◆ Information provided

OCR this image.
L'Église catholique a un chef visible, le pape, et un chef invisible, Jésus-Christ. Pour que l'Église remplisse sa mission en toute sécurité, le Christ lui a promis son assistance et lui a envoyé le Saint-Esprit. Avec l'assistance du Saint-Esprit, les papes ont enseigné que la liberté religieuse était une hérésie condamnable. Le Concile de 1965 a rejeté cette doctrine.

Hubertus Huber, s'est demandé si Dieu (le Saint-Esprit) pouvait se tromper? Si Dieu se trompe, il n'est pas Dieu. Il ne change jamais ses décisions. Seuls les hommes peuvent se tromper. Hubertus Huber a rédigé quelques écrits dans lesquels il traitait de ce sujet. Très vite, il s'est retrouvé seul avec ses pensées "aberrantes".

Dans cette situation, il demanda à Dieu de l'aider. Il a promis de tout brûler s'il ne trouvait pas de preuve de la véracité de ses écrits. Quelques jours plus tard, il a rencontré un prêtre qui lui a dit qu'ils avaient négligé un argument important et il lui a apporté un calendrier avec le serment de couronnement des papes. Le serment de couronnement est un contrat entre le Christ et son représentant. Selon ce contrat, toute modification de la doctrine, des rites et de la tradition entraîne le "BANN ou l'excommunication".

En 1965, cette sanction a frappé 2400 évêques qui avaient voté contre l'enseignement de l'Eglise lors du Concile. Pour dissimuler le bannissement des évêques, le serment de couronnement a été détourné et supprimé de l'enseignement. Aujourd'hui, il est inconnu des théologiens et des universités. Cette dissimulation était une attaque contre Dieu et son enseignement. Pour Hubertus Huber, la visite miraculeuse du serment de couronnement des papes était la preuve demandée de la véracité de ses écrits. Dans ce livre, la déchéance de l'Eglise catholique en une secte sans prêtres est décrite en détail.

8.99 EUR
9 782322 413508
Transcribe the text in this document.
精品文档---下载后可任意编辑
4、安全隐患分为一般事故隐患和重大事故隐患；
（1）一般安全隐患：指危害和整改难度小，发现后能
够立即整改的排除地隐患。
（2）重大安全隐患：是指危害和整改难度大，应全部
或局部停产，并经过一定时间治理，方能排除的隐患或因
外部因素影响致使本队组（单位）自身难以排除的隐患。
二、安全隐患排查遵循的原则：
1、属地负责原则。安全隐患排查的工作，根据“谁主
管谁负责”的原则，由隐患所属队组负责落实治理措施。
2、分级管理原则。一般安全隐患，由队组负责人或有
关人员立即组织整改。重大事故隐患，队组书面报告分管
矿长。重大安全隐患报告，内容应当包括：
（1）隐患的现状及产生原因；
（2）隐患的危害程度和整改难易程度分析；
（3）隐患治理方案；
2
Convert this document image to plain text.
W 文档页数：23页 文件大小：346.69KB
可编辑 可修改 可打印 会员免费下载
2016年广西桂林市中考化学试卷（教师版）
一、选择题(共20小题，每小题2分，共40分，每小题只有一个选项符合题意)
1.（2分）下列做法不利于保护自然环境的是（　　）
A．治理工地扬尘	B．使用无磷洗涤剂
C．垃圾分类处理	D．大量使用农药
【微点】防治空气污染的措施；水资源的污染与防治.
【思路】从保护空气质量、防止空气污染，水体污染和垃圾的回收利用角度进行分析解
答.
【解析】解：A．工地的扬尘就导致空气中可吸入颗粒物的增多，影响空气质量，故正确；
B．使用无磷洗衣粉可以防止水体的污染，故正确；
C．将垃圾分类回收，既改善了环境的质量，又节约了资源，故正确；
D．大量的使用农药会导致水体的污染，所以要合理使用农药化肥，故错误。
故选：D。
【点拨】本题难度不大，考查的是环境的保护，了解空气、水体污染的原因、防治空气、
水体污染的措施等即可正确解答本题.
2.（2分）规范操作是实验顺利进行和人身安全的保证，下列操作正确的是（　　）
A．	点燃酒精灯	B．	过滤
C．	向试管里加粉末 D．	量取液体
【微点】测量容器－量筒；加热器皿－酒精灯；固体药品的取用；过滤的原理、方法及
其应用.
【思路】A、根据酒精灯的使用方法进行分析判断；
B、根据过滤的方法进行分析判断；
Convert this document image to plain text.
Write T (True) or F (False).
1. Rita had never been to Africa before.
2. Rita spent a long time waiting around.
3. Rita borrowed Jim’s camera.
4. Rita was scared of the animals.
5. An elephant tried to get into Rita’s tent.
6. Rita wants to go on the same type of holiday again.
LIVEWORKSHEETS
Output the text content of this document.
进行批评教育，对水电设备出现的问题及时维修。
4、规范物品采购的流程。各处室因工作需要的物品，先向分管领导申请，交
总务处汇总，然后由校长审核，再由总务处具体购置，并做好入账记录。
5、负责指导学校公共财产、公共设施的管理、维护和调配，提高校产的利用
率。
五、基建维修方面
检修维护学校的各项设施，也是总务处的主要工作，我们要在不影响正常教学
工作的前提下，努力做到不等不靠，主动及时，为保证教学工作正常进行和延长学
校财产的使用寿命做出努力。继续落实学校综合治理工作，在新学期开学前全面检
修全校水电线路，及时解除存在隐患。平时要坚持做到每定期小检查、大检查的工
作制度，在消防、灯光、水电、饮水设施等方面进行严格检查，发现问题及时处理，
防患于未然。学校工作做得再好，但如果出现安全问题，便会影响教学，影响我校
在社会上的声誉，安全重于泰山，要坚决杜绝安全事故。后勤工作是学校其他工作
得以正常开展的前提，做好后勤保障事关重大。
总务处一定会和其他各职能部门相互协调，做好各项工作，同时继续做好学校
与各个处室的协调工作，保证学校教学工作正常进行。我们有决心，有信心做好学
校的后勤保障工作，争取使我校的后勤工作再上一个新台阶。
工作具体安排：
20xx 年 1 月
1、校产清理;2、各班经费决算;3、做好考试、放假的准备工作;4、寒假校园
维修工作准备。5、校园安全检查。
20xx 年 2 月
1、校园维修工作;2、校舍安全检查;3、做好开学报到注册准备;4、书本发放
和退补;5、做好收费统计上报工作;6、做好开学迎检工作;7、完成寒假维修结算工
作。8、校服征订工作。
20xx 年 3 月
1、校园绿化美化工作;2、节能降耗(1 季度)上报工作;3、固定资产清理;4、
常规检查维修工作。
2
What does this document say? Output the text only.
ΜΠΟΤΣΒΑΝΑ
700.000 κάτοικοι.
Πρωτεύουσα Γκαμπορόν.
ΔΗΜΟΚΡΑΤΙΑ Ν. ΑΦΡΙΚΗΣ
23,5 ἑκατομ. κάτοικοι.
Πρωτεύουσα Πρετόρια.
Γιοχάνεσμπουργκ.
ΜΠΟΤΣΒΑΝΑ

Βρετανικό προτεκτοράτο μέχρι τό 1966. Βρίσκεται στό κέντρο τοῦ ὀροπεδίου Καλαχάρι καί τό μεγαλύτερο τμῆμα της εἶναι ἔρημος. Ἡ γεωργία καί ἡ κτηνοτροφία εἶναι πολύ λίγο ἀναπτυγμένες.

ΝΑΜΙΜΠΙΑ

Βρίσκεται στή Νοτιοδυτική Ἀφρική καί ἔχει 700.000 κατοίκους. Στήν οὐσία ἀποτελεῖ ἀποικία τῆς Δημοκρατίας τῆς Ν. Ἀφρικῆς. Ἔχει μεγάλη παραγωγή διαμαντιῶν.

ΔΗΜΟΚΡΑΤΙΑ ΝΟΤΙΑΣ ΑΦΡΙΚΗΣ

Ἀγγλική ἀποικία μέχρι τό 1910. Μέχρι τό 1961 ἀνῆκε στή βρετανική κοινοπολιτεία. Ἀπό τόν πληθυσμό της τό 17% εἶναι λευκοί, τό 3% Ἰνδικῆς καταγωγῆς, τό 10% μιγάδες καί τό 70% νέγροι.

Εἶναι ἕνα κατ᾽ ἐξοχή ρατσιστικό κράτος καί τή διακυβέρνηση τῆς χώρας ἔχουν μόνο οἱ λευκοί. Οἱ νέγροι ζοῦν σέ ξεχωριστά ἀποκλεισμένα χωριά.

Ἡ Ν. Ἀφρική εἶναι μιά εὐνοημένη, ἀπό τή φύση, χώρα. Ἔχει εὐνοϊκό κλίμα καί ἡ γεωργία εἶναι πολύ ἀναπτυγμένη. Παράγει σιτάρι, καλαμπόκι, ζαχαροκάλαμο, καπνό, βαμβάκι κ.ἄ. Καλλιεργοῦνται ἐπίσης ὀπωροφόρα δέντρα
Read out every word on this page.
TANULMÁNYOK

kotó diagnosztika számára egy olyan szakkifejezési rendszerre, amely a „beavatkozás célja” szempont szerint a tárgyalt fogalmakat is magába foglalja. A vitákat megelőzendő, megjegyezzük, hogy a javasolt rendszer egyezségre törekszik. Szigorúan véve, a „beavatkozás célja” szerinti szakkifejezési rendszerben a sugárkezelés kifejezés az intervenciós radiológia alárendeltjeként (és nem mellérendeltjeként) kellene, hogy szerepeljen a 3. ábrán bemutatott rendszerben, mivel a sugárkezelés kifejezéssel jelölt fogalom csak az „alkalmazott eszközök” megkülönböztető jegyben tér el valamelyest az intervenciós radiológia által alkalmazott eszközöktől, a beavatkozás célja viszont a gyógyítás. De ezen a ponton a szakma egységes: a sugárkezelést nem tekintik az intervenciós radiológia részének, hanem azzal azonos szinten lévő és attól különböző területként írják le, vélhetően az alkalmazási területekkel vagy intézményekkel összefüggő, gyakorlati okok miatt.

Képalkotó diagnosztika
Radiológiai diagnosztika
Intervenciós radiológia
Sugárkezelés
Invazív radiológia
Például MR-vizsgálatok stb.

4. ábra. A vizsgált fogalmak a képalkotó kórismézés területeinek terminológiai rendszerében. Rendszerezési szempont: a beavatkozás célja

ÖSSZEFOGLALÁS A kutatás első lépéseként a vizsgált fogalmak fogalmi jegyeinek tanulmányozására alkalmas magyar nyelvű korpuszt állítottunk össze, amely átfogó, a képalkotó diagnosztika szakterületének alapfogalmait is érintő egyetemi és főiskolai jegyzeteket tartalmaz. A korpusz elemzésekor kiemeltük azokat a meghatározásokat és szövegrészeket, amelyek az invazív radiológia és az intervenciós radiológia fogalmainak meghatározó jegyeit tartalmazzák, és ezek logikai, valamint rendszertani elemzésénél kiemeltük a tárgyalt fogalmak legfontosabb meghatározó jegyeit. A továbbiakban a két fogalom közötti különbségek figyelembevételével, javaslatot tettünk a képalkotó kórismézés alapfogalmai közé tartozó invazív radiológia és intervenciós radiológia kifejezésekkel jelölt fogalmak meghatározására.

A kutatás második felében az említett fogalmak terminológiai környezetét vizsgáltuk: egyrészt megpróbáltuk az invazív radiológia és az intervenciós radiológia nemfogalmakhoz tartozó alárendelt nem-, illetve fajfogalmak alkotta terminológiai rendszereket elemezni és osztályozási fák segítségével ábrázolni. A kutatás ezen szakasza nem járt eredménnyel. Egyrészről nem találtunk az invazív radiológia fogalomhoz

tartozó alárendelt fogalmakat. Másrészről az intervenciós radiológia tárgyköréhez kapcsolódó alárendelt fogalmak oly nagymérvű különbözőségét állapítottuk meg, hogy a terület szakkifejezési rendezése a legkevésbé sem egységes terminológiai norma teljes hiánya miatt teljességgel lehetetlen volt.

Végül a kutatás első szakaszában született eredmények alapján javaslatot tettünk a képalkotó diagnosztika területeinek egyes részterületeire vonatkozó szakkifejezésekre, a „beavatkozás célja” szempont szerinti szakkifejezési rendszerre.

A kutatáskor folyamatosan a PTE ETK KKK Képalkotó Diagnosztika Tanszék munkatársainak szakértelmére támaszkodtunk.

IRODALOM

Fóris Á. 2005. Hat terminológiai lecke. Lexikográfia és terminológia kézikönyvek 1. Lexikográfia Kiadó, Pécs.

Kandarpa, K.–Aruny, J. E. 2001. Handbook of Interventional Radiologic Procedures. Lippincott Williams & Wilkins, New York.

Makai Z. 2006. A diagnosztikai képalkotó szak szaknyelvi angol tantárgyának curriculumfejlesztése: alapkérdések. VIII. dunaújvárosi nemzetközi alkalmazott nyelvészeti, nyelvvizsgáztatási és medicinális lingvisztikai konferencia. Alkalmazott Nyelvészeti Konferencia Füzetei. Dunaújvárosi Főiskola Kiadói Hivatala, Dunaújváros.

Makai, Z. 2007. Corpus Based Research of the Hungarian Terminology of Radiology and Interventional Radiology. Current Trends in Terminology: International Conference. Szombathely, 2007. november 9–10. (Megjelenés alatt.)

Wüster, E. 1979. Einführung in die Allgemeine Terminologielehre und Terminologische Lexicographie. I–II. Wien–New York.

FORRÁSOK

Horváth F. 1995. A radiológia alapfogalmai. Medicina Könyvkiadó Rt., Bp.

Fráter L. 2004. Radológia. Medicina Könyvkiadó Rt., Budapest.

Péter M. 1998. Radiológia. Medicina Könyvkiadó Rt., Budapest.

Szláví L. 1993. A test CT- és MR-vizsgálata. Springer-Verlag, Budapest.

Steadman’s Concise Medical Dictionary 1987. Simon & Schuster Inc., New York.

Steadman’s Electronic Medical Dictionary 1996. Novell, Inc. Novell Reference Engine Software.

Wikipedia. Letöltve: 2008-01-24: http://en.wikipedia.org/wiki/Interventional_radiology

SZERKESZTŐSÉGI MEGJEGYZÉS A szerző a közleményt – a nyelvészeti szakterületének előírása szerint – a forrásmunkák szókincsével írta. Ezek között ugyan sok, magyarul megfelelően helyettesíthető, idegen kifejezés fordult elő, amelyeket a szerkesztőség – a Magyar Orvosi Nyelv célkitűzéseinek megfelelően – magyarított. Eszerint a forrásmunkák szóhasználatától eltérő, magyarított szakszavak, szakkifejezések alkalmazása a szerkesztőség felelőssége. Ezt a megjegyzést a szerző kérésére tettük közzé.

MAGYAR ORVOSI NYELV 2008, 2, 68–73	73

◆ What the task asks
Check each line in the listing above for the string "Rita", then report how many lines contain it, with no other text.

◆ Answer to this exercise
6